## BEGIN Entries provided

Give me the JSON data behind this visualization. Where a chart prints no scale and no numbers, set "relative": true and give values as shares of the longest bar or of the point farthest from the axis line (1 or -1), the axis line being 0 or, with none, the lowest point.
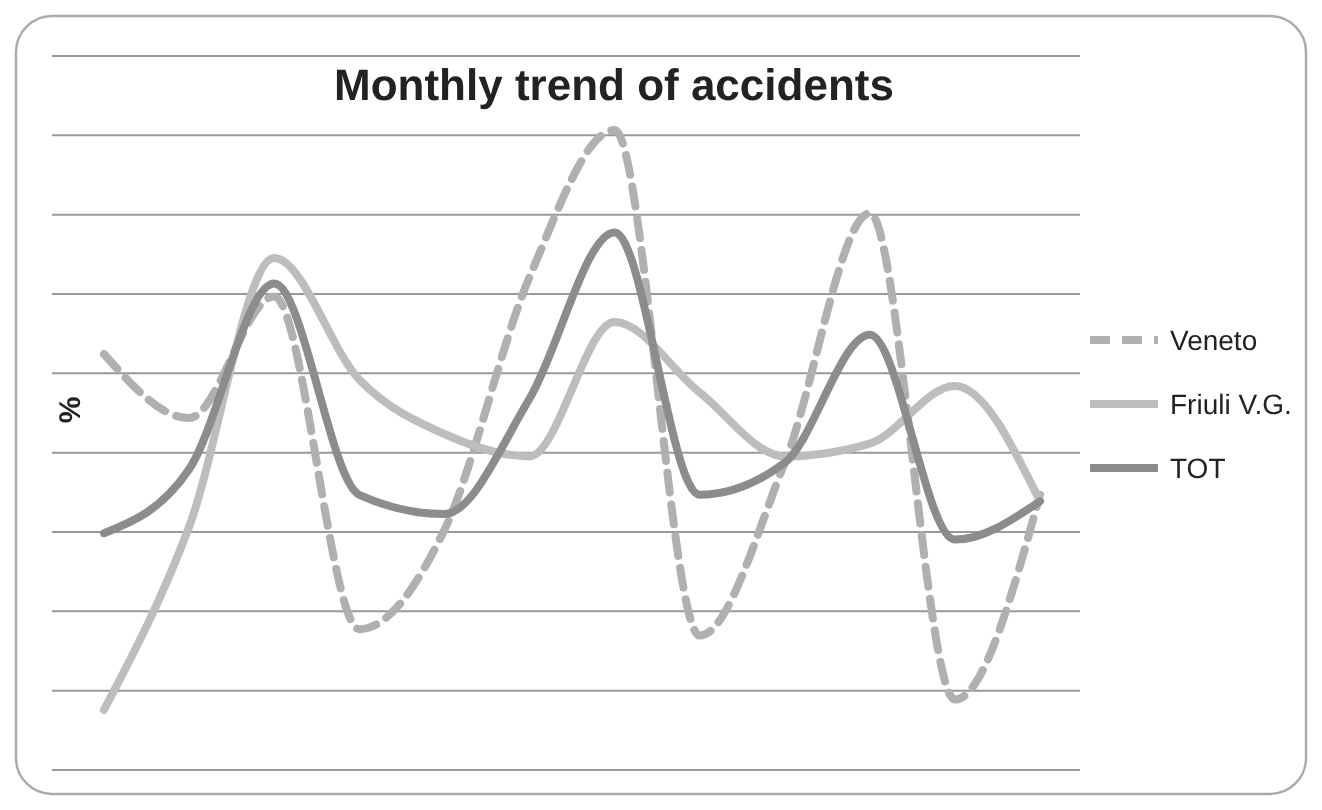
{
  "chart_data": {
    "type": "line",
    "title": "Monthly trend of accidents",
    "ylabel": "%",
    "relative": true,
    "grid": "y",
    "legend": "right",
    "marker": "none",
    "categories": [
      null,
      null,
      null,
      null,
      null,
      null,
      null,
      null,
      null,
      null,
      null,
      null
    ],
    "series": [
      {
        "name": "Veneto",
        "color": "#b0b0b0",
        "line_style": "dashed",
        "values": [
          0.65,
          0.55,
          0.74,
          0.22,
          0.375,
          0.77,
          1.0,
          0.21,
          0.48,
          0.87,
          0.11,
          0.43
        ]
      },
      {
        "name": "Friuli V.G.",
        "color": "#bdbdbd",
        "line_style": "solid",
        "values": [
          0.094,
          0.38,
          0.8,
          0.61,
          0.525,
          0.49,
          0.7,
          0.59,
          0.49,
          0.51,
          0.6,
          0.42
        ]
      },
      {
        "name": "TOT",
        "color": "#8c8c8c",
        "line_style": "solid",
        "values": [
          0.37,
          0.47,
          0.76,
          0.43,
          0.4,
          0.58,
          0.84,
          0.43,
          0.48,
          0.68,
          0.36,
          0.42
        ]
      }
    ]
  }
}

## END Entries provided

Task details: Output the entries above exactly, without their pictures.

Finished answer:
Give me the JSON data behind this visualization. Where a chart prints no scale and no numbers, set "relative": true and give values as shares of the longest bar or of the point farthest from the axis line (1 or -1), the axis line being 0 or, with none, the lowest point.
{
  "chart_data": {
    "type": "line",
    "title": "Monthly trend of accidents",
    "ylabel": "%",
    "relative": true,
    "grid": "y",
    "legend": "right",
    "marker": "none",
    "categories": [
      null,
      null,
      null,
      null,
      null,
      null,
      null,
      null,
      null,
      null,
      null,
      null
    ],
    "series": [
      {
        "name": "Veneto",
        "color": "#b0b0b0",
        "line_style": "dashed",
        "values": [
          0.65,
          0.55,
          0.74,
          0.22,
          0.375,
          0.77,
          1.0,
          0.21,
          0.48,
          0.87,
          0.11,
          0.43
        ]
      },
      {
        "name": "Friuli V.G.",
        "color": "#bdbdbd",
        "line_style": "solid",
        "values": [
          0.094,
          0.38,
          0.8,
          0.61,
          0.525,
          0.49,
          0.7,
          0.59,
          0.49,
          0.51,
          0.6,
          0.42
        ]
      },
      {
        "name": "TOT",
        "color": "#8c8c8c",
        "line_style": "solid",
        "values": [
          0.37,
          0.47,
          0.76,
          0.43,
          0.4,
          0.58,
          0.84,
          0.43,
          0.48,
          0.68,
          0.36,
          0.42
        ]
      }
    ]
  }
}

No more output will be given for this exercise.